MATERIALS PROVIDED:
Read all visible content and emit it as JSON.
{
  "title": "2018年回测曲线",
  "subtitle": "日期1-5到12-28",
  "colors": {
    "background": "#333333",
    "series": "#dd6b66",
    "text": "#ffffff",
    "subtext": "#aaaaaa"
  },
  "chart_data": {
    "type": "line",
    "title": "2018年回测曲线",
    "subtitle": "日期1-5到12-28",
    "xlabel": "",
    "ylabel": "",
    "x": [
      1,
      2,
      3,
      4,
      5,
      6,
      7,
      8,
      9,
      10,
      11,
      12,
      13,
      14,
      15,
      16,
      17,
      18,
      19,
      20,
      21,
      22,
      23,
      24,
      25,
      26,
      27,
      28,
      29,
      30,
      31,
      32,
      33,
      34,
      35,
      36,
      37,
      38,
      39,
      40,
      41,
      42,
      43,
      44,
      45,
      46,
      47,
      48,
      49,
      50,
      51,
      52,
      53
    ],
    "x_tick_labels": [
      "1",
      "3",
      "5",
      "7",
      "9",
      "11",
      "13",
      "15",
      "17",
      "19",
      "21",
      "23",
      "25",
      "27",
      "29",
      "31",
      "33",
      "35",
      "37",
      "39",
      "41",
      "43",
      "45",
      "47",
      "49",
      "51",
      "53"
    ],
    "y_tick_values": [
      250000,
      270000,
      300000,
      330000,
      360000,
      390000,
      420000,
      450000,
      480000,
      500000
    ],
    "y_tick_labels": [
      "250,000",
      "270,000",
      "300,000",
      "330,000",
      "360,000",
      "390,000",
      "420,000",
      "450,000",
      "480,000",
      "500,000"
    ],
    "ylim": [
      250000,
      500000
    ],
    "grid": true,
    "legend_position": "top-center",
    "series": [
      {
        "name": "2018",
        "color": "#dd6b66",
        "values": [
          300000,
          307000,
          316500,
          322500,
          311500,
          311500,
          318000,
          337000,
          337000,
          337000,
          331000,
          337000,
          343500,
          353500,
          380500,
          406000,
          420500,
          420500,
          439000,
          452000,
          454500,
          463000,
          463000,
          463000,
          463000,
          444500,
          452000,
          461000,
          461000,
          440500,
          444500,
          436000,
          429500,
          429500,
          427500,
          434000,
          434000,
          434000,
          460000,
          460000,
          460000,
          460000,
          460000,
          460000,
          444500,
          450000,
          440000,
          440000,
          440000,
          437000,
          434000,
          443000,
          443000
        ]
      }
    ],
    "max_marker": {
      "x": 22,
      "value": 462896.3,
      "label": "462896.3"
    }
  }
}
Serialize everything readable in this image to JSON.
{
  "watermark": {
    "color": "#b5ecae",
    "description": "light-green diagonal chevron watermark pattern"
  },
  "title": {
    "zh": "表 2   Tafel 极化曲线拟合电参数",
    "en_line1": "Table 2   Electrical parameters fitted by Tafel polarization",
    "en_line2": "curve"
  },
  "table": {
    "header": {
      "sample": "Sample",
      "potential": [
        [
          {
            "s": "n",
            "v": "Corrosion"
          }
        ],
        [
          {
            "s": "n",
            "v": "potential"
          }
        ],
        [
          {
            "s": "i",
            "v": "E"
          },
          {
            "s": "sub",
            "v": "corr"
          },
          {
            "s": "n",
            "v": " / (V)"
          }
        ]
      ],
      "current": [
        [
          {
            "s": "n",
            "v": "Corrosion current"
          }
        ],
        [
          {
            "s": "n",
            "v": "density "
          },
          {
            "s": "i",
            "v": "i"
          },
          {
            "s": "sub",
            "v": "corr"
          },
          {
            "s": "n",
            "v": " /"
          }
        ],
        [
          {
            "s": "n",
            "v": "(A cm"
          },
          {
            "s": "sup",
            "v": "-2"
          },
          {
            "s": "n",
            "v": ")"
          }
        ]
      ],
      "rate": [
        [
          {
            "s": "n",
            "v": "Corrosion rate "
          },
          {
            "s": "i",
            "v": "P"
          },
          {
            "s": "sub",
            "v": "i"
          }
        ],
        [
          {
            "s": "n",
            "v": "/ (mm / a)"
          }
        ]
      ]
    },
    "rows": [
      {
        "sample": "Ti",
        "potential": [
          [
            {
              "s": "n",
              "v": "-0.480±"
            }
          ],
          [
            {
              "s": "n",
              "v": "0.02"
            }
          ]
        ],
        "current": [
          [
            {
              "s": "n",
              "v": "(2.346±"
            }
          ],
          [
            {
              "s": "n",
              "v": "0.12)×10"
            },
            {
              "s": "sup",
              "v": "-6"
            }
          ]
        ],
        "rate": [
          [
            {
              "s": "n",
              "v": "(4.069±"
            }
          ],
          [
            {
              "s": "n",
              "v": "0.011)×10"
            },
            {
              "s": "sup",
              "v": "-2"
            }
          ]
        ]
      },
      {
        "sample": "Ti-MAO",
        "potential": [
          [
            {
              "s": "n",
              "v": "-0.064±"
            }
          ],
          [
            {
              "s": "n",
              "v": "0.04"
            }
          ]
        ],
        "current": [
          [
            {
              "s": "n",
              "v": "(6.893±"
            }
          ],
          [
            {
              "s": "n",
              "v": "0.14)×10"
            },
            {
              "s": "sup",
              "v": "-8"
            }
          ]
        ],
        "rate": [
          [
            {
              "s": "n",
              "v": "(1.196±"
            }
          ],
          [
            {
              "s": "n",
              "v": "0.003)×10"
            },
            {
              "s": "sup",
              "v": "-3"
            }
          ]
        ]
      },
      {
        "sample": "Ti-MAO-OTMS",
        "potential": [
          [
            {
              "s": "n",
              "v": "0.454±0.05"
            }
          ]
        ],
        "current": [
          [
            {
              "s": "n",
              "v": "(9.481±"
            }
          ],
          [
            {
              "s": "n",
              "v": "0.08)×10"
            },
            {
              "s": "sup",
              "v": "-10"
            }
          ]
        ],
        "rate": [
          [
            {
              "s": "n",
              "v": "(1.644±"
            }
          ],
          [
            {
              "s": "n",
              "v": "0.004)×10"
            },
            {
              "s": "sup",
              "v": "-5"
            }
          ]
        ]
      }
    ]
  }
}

STATED EXERCISE:
What count of lines in the listing contain the word "subtitle"? Reply with the number only.

THE RESPONSE:
2